Copy the material verbatim from the line with "Extract all elements" through the line with "column-header-start-time[interactable]: Start Time", including both of those lines. Leave any picture out of your answer.
═══ Data listing
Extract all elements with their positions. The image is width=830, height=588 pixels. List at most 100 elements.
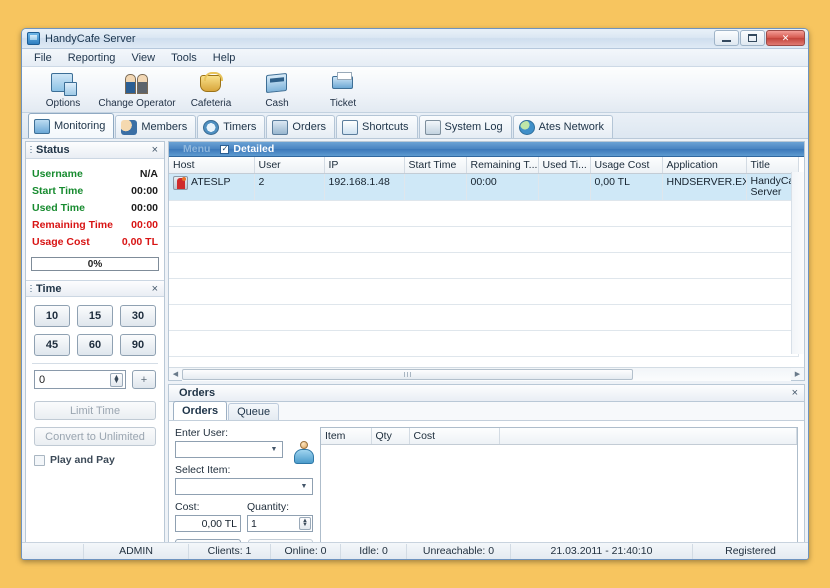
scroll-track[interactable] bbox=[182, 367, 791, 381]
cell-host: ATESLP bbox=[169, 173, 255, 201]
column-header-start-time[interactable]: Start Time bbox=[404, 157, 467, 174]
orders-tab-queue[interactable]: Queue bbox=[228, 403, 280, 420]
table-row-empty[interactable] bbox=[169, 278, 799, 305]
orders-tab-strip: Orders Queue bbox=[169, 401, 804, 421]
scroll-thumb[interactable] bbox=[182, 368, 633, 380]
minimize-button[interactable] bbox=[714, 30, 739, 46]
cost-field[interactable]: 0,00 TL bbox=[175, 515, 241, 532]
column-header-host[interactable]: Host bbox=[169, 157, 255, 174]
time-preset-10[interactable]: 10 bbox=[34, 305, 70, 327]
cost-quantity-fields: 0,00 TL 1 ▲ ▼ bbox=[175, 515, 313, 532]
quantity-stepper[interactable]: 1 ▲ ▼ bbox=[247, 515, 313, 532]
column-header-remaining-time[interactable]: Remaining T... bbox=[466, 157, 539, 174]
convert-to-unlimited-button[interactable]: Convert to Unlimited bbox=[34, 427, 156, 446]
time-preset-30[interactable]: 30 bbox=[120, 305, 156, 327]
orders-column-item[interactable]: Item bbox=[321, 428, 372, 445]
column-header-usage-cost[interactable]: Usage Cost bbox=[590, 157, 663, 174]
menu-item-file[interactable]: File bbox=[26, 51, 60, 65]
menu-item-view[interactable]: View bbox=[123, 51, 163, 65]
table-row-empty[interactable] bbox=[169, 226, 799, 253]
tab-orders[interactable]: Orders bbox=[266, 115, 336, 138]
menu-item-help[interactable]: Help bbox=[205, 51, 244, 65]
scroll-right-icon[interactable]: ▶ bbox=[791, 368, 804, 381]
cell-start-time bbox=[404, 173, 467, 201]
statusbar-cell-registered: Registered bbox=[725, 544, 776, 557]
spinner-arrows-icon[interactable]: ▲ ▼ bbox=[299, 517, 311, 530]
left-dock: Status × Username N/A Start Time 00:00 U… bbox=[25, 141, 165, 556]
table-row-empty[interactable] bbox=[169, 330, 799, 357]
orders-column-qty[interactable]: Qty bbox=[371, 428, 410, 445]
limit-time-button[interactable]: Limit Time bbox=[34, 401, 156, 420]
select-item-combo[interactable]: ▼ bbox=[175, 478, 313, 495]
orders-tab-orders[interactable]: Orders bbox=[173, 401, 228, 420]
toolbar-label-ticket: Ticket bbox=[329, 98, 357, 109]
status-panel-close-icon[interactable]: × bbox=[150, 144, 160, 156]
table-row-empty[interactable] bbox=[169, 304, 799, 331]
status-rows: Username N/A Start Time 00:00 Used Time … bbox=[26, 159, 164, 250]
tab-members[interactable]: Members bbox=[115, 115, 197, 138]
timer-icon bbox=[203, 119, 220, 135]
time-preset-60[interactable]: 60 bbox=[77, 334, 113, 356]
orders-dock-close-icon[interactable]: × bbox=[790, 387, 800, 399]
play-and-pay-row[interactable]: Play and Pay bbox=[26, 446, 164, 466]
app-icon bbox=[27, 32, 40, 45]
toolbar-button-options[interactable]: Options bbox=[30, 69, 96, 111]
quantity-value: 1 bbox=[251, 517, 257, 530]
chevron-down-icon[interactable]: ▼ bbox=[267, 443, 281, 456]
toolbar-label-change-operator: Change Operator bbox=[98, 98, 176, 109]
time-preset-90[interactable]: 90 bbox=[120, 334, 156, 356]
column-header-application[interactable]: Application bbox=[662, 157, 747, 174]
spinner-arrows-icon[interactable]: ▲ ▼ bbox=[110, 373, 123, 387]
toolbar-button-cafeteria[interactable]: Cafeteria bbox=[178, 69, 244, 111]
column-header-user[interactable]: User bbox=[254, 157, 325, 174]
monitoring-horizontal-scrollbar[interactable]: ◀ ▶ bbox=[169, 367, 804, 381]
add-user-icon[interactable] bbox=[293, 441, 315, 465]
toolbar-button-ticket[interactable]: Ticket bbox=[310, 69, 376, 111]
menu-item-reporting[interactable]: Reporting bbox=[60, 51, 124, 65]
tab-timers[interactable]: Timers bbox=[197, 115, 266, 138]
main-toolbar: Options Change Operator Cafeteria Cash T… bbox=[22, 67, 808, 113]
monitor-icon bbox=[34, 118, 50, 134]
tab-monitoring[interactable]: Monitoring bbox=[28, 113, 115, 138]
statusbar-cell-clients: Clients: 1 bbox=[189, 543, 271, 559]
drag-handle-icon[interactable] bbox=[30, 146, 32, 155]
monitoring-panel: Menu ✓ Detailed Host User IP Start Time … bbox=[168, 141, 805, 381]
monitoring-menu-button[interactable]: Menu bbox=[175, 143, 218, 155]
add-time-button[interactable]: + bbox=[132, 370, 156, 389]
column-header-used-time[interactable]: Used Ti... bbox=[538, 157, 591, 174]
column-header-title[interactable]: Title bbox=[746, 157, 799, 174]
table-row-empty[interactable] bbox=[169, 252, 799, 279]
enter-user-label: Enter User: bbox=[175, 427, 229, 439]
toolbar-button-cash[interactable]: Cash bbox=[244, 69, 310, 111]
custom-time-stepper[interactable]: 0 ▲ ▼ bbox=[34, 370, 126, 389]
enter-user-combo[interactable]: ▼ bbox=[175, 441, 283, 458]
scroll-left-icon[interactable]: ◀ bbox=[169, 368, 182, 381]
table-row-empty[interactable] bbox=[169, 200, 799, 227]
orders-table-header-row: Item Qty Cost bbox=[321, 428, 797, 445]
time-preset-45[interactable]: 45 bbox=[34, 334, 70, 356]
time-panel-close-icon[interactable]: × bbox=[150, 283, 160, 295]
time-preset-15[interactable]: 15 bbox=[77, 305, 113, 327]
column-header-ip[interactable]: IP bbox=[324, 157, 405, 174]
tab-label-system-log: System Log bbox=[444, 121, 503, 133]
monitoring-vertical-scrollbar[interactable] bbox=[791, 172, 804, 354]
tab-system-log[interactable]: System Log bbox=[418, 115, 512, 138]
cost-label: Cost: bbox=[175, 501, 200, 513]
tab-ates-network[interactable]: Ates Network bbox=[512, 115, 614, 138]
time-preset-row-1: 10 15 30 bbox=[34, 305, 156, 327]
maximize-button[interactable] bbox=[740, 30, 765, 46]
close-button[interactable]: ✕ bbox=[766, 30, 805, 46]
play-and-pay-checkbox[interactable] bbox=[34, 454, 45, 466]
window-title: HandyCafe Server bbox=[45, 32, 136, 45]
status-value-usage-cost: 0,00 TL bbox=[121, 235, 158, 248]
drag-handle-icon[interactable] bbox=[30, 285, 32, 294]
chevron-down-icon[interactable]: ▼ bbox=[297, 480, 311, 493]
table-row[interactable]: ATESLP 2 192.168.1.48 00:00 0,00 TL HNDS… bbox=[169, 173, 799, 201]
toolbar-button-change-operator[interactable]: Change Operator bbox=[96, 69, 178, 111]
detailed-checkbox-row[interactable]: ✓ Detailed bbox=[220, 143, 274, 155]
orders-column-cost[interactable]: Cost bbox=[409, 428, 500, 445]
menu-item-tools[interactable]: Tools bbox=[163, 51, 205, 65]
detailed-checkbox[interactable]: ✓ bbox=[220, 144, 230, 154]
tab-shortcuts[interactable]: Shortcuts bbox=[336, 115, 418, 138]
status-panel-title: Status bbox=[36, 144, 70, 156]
══════
═══ Data listing
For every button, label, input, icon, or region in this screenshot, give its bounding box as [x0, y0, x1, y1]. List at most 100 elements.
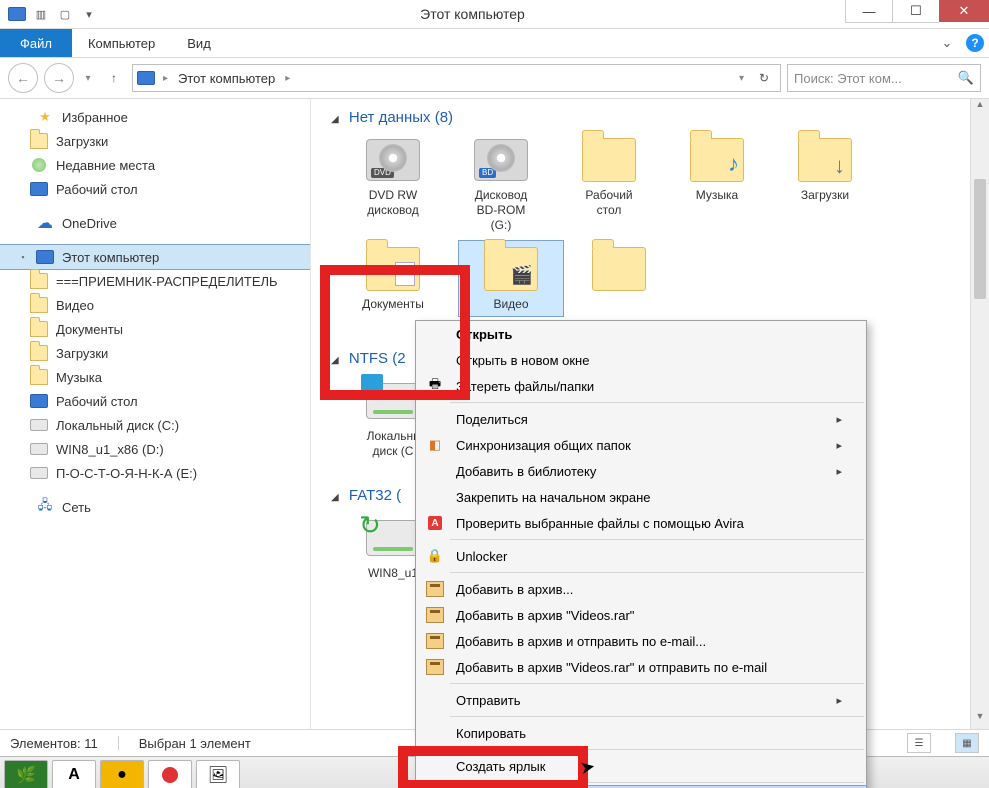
══════
▶ Solution to this problem:
Extract all elements with their positions. The image is width=830, height=588 pixels. List at most 100 elements.
scroll-track[interactable] bbox=[182, 367, 791, 381]
cell-host: ATESLP bbox=[169, 173, 255, 201]
column-header-start-time[interactable]: Start Time bbox=[404, 157, 467, 174]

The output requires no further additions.